═══ Given data
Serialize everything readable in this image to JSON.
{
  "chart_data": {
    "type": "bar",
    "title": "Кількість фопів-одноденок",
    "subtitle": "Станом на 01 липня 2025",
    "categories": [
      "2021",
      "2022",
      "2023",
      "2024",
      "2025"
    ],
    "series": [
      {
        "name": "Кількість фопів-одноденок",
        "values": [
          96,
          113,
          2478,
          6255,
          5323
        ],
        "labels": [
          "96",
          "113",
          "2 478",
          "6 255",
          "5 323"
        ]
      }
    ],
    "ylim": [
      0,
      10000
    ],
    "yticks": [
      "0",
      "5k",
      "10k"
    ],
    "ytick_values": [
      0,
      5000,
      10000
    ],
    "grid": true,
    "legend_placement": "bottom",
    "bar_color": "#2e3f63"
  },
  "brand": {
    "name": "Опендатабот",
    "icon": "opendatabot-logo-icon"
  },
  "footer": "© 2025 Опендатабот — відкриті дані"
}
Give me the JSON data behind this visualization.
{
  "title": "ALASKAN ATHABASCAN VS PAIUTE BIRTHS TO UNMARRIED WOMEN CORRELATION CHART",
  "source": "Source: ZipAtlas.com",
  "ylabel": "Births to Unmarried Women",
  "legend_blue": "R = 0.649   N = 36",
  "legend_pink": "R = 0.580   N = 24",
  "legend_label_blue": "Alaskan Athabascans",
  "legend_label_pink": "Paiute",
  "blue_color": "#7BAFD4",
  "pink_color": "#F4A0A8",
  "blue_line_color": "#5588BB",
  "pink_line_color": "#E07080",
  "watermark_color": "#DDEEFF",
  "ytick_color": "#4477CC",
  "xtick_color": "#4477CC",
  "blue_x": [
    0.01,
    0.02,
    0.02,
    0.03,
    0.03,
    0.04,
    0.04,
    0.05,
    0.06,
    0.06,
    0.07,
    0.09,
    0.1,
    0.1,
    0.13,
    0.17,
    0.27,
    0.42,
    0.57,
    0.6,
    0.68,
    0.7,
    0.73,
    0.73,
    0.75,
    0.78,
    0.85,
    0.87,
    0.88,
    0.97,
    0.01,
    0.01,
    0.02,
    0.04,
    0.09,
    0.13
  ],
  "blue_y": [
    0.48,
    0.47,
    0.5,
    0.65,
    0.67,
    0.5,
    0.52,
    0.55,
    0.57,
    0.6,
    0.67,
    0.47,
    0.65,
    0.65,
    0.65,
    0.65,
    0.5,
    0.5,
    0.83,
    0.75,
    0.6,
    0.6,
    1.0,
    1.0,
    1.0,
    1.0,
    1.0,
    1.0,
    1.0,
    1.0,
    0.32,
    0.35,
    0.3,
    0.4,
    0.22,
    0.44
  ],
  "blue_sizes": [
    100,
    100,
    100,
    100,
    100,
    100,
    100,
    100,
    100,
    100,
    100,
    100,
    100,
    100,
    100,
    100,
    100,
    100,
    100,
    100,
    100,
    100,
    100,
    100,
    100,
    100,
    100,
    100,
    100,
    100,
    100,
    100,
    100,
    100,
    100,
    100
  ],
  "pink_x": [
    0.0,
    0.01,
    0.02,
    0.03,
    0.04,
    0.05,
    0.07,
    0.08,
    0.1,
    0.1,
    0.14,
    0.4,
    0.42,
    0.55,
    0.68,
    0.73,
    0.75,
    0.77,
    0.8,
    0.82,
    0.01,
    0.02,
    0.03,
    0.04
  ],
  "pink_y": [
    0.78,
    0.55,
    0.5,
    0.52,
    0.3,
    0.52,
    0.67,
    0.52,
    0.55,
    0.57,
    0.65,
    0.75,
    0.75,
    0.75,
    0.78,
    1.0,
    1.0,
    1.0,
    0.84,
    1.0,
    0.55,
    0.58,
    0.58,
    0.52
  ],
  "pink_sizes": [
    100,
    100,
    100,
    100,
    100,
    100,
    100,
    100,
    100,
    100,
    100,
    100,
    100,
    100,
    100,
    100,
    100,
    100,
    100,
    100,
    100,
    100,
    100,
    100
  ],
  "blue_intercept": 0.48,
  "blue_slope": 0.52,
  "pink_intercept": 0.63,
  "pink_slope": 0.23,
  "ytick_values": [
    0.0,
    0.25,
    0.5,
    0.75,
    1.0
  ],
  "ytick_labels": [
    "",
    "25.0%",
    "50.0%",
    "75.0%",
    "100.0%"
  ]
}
══════
Point out every line holding the string "this" and copy it.

__Finished exercise__:
Serialize everything readable in this image to JSON.
Give me the JSON data behind this visualization.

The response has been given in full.